** Excerpted data **

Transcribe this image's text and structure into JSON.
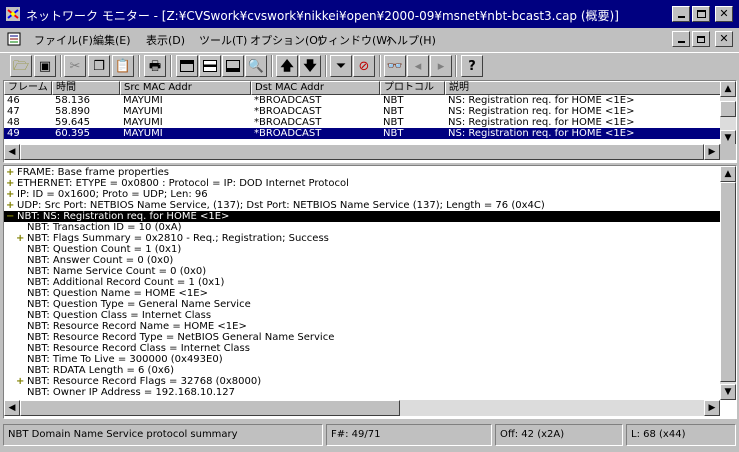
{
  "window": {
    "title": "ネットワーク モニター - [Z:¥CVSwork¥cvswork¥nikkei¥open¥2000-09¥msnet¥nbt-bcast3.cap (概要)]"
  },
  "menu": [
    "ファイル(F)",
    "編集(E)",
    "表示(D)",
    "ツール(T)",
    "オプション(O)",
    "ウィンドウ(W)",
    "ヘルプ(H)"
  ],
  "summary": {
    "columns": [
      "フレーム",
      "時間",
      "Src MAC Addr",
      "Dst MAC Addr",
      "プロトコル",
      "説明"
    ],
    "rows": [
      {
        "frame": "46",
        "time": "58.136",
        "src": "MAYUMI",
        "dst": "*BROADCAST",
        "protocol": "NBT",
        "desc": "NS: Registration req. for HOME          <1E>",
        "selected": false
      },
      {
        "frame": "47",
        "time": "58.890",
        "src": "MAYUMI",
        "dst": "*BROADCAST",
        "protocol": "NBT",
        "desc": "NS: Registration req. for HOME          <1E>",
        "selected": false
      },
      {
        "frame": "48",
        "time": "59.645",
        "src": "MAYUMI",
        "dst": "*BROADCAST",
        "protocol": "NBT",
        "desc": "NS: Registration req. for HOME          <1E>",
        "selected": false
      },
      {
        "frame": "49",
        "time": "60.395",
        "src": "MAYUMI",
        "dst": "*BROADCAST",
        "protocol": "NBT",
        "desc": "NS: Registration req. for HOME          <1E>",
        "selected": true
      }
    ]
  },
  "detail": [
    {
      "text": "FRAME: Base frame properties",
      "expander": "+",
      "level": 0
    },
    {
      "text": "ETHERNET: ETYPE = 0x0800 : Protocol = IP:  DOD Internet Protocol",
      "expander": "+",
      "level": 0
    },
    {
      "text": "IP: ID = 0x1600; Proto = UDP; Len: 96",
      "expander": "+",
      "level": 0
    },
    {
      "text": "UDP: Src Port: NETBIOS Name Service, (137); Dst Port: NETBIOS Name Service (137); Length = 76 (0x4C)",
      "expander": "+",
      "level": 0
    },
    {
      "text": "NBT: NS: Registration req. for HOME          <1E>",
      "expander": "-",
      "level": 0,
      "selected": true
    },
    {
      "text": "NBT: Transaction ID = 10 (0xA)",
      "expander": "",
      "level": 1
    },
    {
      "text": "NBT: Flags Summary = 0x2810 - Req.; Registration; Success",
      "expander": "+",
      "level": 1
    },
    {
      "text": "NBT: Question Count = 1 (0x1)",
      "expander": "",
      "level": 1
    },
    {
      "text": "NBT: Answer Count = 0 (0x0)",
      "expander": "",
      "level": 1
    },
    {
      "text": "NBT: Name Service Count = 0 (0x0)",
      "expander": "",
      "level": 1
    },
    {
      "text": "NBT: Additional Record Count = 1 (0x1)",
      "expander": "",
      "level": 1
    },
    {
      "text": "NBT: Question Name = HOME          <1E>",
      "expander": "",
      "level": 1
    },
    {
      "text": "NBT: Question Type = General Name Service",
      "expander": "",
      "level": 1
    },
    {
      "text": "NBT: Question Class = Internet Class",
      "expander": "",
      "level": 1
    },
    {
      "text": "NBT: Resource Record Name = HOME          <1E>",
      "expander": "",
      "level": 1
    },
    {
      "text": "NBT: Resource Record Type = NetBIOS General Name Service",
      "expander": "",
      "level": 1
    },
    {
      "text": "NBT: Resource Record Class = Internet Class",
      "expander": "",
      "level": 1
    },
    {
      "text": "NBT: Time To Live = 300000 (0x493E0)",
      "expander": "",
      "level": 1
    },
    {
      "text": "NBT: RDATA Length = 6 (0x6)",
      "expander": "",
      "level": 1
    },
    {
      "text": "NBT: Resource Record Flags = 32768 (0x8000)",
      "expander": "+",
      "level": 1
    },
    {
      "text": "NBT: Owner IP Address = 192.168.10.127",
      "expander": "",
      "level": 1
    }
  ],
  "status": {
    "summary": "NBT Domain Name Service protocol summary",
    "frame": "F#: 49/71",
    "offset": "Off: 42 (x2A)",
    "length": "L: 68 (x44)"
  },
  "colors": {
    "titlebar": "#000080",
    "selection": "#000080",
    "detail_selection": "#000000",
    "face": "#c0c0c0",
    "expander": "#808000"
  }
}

==

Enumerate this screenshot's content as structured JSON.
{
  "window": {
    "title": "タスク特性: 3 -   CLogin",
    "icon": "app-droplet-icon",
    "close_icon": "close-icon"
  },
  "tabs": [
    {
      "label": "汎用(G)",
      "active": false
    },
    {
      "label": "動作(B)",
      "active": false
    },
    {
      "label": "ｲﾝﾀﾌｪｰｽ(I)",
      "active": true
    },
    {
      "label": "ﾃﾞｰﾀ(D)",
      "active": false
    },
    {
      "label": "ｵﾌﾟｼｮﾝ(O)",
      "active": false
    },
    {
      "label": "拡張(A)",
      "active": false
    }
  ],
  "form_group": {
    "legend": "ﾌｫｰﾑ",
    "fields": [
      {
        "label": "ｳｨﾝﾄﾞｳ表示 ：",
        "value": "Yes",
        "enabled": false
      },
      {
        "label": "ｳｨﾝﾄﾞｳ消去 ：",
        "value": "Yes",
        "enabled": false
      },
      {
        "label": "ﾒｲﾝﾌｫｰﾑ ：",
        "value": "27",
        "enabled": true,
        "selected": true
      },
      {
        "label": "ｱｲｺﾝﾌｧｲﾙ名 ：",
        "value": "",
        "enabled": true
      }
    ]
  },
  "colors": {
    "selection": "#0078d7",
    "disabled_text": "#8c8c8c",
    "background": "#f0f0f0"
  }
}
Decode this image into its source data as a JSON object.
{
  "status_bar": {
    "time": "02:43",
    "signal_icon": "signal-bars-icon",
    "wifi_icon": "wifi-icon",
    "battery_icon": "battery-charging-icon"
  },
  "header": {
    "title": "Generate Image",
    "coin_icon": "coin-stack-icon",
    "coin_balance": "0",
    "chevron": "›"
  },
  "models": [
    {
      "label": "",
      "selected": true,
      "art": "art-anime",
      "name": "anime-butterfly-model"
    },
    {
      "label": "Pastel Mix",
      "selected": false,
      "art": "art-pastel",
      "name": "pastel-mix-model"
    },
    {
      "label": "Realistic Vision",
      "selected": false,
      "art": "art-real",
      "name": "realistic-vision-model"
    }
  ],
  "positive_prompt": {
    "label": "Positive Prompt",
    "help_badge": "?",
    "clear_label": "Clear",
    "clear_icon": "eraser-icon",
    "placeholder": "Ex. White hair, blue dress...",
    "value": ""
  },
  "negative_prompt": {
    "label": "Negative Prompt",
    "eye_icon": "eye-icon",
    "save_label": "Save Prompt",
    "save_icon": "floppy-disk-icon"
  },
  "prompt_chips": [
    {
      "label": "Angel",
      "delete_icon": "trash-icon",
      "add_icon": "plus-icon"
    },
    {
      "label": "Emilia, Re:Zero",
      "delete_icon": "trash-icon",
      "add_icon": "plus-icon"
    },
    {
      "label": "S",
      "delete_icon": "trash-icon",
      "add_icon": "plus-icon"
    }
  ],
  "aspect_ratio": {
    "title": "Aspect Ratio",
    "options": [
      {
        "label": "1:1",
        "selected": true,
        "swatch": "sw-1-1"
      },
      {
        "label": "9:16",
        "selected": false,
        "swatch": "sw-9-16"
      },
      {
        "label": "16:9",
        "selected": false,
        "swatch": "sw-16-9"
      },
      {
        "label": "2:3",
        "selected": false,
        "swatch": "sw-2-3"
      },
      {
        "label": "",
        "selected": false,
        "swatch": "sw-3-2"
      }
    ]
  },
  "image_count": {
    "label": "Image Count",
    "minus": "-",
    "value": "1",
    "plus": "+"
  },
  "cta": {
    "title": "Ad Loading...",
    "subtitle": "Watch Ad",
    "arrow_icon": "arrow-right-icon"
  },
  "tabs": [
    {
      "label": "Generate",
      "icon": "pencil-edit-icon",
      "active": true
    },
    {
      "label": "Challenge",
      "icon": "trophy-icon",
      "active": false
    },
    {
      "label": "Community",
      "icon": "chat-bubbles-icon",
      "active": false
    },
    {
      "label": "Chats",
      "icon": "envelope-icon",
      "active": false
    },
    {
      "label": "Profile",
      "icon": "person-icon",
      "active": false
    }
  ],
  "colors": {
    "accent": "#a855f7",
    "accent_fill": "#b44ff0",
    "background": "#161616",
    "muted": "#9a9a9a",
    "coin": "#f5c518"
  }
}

** Task goal **
In the listing above, locate each line with "Internet" and copy it.

** Task solution **
      "text": "ETHERNET: ETYPE = 0x0800 : Protocol = IP:  DOD Internet Protocol",
      "text": "NBT: Question Class = Internet Class",
      "text": "NBT: Resource Record Class = Internet Class",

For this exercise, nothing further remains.